• **Records shown**
━━━

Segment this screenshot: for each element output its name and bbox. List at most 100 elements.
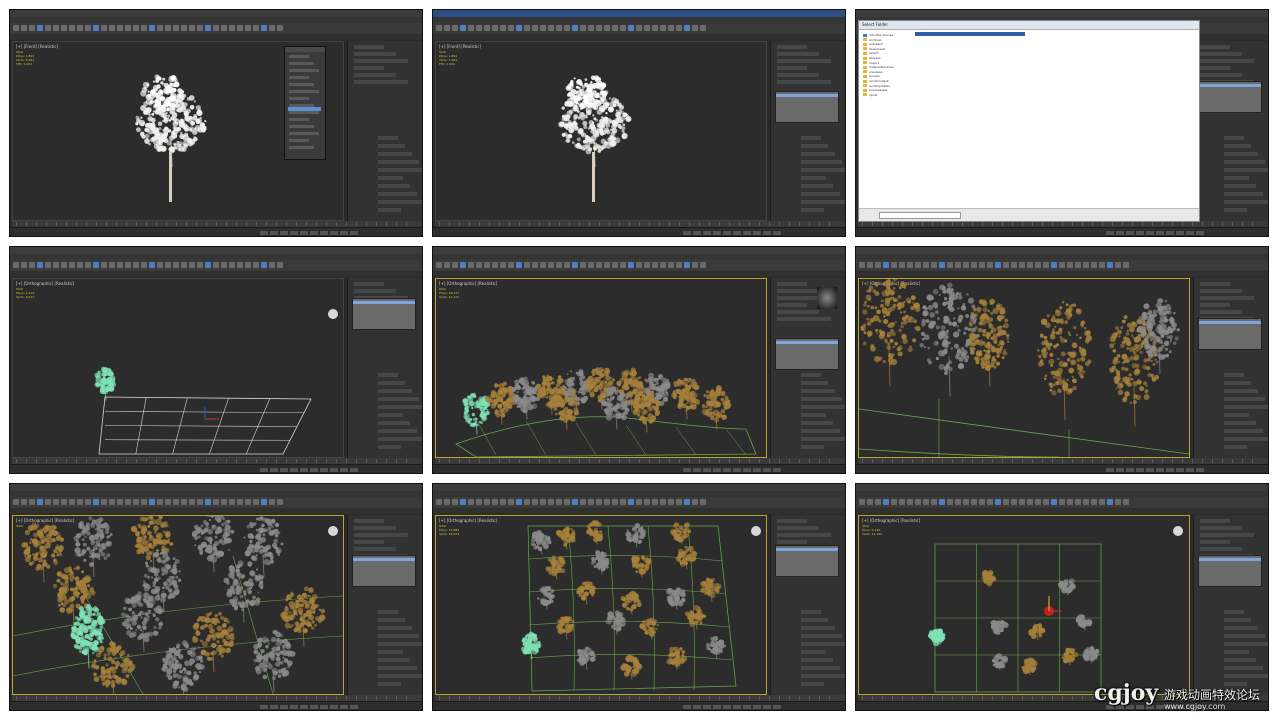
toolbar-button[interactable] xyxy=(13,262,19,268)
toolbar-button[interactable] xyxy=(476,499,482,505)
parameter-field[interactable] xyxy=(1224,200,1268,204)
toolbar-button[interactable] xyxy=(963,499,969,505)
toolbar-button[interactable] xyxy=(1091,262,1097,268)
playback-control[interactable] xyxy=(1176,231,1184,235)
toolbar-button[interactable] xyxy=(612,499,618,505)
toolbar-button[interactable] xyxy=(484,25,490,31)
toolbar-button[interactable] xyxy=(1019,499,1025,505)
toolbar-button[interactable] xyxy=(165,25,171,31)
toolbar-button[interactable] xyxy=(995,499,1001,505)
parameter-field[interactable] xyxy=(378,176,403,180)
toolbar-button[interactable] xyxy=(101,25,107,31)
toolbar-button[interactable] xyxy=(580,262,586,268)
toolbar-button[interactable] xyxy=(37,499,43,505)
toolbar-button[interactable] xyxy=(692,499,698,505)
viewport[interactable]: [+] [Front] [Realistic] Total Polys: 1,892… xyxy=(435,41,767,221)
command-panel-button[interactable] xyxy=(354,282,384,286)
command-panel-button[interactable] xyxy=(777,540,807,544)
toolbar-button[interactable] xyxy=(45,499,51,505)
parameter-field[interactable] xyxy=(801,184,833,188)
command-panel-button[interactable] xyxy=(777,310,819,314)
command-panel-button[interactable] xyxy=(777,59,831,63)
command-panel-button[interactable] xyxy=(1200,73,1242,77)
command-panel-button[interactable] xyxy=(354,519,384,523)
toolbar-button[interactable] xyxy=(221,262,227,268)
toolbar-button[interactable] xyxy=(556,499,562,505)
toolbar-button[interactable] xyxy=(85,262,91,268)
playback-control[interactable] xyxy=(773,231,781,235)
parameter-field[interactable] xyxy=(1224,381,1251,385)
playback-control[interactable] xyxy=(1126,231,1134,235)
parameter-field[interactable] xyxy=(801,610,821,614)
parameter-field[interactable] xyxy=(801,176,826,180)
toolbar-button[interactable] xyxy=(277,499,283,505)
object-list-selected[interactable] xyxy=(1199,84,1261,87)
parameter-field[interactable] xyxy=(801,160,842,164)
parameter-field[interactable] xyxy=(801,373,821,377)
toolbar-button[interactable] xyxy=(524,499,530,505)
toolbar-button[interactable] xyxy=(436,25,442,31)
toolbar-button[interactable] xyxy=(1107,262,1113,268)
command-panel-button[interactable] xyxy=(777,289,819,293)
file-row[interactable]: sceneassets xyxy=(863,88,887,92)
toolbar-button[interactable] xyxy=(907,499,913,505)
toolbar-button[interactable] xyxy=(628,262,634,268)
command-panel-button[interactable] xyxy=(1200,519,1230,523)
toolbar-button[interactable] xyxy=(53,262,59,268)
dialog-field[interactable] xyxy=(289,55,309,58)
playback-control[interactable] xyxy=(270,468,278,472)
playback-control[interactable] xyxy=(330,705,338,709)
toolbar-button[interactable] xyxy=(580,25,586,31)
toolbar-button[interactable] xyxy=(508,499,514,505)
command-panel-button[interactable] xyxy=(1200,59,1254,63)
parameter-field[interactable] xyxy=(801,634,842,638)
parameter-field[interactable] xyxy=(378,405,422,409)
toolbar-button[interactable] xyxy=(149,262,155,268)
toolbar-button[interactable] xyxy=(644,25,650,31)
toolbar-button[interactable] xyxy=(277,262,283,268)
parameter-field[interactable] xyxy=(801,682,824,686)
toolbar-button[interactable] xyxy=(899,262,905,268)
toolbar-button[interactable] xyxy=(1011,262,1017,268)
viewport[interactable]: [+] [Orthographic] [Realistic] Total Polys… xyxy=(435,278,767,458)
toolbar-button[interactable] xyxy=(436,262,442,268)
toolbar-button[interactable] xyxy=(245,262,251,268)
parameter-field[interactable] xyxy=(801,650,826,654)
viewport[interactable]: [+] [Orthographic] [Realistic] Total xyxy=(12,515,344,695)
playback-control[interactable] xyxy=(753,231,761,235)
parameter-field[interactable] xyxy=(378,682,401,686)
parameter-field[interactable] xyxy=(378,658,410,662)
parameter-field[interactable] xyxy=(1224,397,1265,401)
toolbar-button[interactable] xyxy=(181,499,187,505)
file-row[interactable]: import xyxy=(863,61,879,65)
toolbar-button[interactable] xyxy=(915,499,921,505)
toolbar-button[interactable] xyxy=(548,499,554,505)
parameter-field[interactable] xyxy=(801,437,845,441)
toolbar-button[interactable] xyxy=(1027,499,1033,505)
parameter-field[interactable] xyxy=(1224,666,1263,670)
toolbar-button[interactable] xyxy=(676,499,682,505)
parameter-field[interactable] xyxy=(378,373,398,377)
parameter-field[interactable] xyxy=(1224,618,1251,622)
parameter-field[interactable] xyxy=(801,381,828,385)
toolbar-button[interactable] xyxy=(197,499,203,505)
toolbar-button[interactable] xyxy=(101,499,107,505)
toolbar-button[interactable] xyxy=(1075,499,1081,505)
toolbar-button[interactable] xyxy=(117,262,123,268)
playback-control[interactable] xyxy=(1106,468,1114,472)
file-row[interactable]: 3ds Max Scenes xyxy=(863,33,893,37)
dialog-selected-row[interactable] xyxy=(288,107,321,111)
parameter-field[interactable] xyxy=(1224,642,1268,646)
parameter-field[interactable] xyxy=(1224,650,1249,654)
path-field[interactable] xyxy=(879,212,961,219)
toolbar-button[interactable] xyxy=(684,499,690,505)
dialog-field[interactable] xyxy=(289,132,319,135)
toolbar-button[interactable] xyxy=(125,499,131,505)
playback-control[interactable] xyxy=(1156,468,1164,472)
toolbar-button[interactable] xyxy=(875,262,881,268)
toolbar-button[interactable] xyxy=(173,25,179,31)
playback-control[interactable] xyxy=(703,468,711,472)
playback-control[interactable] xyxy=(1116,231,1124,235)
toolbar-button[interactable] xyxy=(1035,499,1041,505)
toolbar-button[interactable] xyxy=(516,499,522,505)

━━━

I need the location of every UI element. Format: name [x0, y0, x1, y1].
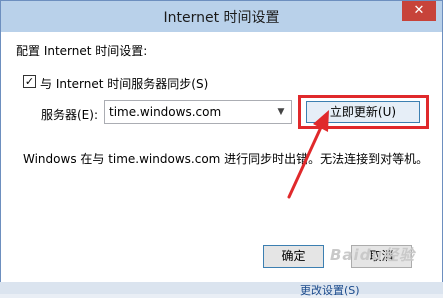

━━━

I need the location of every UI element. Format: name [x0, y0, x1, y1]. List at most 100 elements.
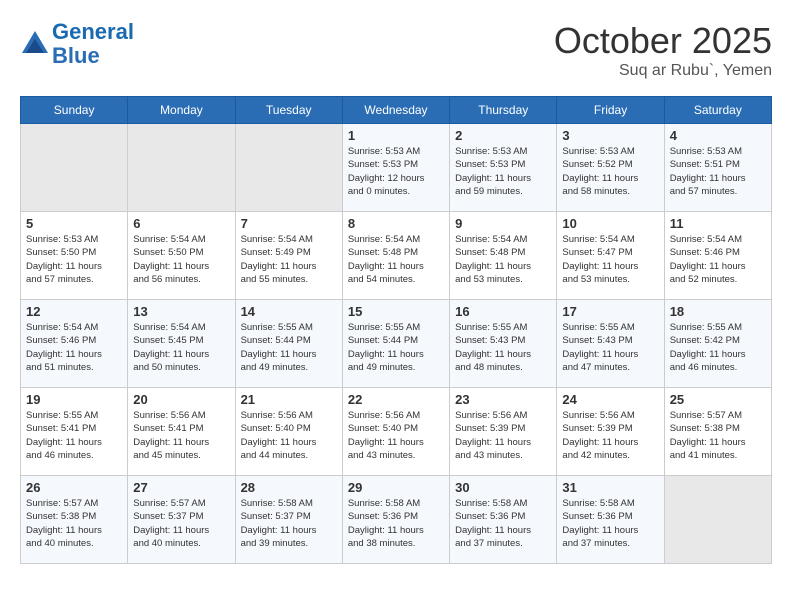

━━━

• **Stated task**
Print the rows, starting with the line that contains "Segment this screenshot: for" and going on through the line that contains "toolbar-button[interactable] xyxy=(484,25,490,31)", including both of those lines. Omit the pictures.

• **Exercise answer**
Segment this screenshot: for each element output its name and bbox. List at most 100 elements.
toolbar-button[interactable] xyxy=(13,262,19,268)
toolbar-button[interactable] xyxy=(476,499,482,505)
parameter-field[interactable] xyxy=(1224,200,1268,204)
toolbar-button[interactable] xyxy=(963,499,969,505)
toolbar-button[interactable] xyxy=(1091,262,1097,268)
playback-control[interactable] xyxy=(1176,231,1184,235)
toolbar-button[interactable] xyxy=(612,499,618,505)
toolbar-button[interactable] xyxy=(484,25,490,31)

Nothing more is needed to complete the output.